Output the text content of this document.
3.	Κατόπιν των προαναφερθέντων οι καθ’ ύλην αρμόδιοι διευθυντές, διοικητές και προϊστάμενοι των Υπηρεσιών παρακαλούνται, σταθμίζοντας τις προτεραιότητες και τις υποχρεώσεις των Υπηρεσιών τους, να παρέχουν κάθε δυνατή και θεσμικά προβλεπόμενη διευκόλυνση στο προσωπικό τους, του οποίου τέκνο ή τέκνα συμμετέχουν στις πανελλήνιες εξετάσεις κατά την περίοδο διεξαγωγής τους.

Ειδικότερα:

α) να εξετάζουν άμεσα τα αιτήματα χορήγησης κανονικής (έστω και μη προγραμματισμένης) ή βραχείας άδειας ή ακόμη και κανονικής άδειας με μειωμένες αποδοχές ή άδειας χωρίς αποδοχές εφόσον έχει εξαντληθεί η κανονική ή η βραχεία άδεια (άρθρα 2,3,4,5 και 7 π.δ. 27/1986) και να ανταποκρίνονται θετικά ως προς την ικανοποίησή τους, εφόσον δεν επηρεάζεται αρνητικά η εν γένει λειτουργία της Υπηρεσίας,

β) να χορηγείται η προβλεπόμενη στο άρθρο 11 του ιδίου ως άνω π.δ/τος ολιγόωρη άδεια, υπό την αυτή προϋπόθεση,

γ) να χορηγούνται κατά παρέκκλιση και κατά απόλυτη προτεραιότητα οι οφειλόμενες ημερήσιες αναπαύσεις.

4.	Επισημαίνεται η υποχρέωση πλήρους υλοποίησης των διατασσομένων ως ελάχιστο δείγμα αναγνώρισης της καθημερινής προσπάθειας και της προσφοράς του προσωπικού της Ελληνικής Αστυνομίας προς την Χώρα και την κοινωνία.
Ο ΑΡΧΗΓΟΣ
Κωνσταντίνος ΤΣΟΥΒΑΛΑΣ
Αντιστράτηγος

-- Job --
Read through the entries and copy every line that includes "προβλεπόμενη".

-- Solution to this exercise --
3.	Κατόπιν των προαναφερθέντων οι καθ’ ύλην αρμόδιοι διευθυντές, διοικητές και προϊστάμενοι των Υπηρεσιών παρακαλούνται, σταθμίζοντας τις προτεραιότητες και τις υποχρεώσεις των Υπηρεσιών τους, να παρέχουν κάθε δυνατή και θεσμικά προβλεπόμενη διευκόλυνση στο προσωπικό τους, του οποίου τέκνο ή τέκνα συμμετέχουν στις πανελλήνιες εξετάσεις κατά την περίοδο διεξαγωγής τους.
β) να χορηγείται η προβλεπόμενη στο άρθρο 11 του ιδίου ως άνω π.δ/τος ολιγόωρη άδεια, υπό την αυτή προϋπόθεση,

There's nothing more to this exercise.